::: RECORDED INFORMATION :::

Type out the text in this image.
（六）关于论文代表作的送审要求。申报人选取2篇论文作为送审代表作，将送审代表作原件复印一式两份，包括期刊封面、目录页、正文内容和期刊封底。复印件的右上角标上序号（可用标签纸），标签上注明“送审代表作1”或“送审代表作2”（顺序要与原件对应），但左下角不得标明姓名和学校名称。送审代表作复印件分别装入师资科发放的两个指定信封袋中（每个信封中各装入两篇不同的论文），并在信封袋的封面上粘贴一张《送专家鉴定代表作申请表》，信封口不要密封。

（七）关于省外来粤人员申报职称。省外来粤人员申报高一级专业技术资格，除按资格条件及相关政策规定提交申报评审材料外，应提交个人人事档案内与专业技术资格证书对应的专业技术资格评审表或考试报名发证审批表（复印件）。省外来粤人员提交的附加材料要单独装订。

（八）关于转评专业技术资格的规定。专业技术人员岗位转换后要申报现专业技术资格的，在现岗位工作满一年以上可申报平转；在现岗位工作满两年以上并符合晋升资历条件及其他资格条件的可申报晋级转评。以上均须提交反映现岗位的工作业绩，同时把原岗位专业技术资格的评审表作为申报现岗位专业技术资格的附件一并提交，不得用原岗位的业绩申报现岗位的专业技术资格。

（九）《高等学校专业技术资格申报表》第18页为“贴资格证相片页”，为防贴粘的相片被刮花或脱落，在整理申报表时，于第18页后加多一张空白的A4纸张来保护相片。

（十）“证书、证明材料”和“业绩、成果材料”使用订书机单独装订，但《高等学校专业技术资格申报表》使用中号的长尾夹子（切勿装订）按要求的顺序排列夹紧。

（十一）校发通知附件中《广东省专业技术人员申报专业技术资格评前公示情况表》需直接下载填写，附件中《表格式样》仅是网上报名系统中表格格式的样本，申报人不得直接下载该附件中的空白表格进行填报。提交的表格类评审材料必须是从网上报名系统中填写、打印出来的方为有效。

:::

> DESCRIPTION OF THE TASK:
Restate every entry word for word.

> FULL ANSWER:
Type out the text in this image.
（六）关于论文代表作的送审要求。申报人选取2篇论文作为送审代表作，将送审代表作原件复印一式两份，包括期刊封面、目录页、正文内容和期刊封底。复印件的右上角标上序号（可用标签纸），标签上注明“送审代表作1”或“送审代表作2”（顺序要与原件对应），但左下角不得标明姓名和学校名称。送审代表作复印件分别装入师资科发放的两个指定信封袋中（每个信封中各装入两篇不同的论文），并在信封袋的封面上粘贴一张《送专家鉴定代表作申请表》，信封口不要密封。

（七）关于省外来粤人员申报职称。省外来粤人员申报高一级专业技术资格，除按资格条件及相关政策规定提交申报评审材料外，应提交个人人事档案内与专业技术资格证书对应的专业技术资格评审表或考试报名发证审批表（复印件）。省外来粤人员提交的附加材料要单独装订。

（八）关于转评专业技术资格的规定。专业技术人员岗位转换后要申报现专业技术资格的，在现岗位工作满一年以上可申报平转；在现岗位工作满两年以上并符合晋升资历条件及其他资格条件的可申报晋级转评。以上均须提交反映现岗位的工作业绩，同时把原岗位专业技术资格的评审表作为申报现岗位专业技术资格的附件一并提交，不得用原岗位的业绩申报现岗位的专业技术资格。

（九）《高等学校专业技术资格申报表》第18页为“贴资格证相片页”，为防贴粘的相片被刮花或脱落，在整理申报表时，于第18页后加多一张空白的A4纸张来保护相片。

（十）“证书、证明材料”和“业绩、成果材料”使用订书机单独装订，但《高等学校专业技术资格申报表》使用中号的长尾夹子（切勿装订）按要求的顺序排列夹紧。

（十一）校发通知附件中《广东省专业技术人员申报专业技术资格评前公示情况表》需直接下载填写，附件中《表格式样》仅是网上报名系统中表格格式的样本，申报人不得直接下载该附件中的空白表格进行填报。提交的表格类评审材料必须是从网上报名系统中填写、打印出来的方为有效。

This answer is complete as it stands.